**Exercise prompt:**
Copy out each line of the listing that has the word "terms" in it.

**Supplied records:**
** Start **

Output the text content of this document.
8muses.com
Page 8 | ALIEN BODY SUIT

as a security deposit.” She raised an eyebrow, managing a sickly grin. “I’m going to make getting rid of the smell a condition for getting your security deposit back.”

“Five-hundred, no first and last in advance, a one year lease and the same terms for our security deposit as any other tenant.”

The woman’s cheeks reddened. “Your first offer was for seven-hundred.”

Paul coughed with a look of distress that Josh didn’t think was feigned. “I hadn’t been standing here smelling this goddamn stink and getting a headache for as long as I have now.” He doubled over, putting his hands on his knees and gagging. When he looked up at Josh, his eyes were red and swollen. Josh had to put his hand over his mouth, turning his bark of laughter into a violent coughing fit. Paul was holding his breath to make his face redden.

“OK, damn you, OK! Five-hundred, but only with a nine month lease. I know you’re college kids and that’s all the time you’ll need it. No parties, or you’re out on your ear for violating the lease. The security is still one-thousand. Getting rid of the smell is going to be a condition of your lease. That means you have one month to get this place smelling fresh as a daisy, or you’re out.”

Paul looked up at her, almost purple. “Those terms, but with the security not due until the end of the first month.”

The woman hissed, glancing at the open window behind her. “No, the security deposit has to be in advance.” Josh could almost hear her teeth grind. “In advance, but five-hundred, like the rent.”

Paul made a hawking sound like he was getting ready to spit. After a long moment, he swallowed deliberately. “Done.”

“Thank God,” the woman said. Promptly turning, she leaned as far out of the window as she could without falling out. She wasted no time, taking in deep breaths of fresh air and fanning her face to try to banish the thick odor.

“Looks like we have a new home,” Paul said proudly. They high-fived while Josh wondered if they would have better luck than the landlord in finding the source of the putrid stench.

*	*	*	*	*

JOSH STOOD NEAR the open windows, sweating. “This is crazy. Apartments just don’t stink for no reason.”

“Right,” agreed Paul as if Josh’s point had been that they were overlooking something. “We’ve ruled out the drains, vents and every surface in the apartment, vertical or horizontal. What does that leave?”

** End **

**Finished answer:**
“Five-hundred, no first and last in advance, a one year lease and the same terms for our security deposit as any other tenant.”
Paul looked up at her, almost purple. “Those terms, but with the security not due until the end of the first month.”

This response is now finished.